Start of Material supplied

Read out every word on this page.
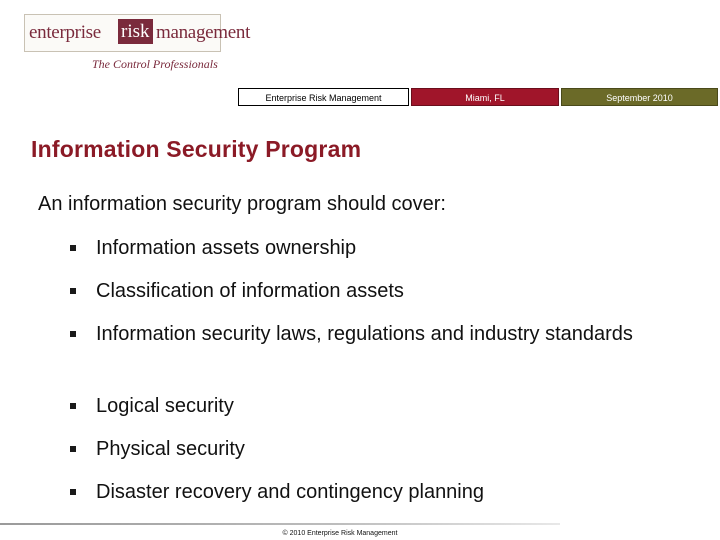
enterprise risk management
The Control Professionals
Enterprise Risk Management	Miami, FL	September 2010
Information Security Program
An information security program should cover:
Information assets ownership
Classification of information assets
Information security laws, regulations and industry standards
Logical security
Physical security
Disaster recovery and contingency planning
© 2010 Enterprise Risk Management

End of Material supplied

* **Exercise description**
Retype each record exactly as it stands, but do not include the pictures.

* **Response below**
Read out every word on this page.
enterprise risk management
The Control Professionals
Enterprise Risk Management	Miami, FL	September 2010
Information Security Program
An information security program should cover:
Information assets ownership
Classification of information assets
Information security laws, regulations and industry standards
Logical security
Physical security
Disaster recovery and contingency planning
© 2010 Enterprise Risk Management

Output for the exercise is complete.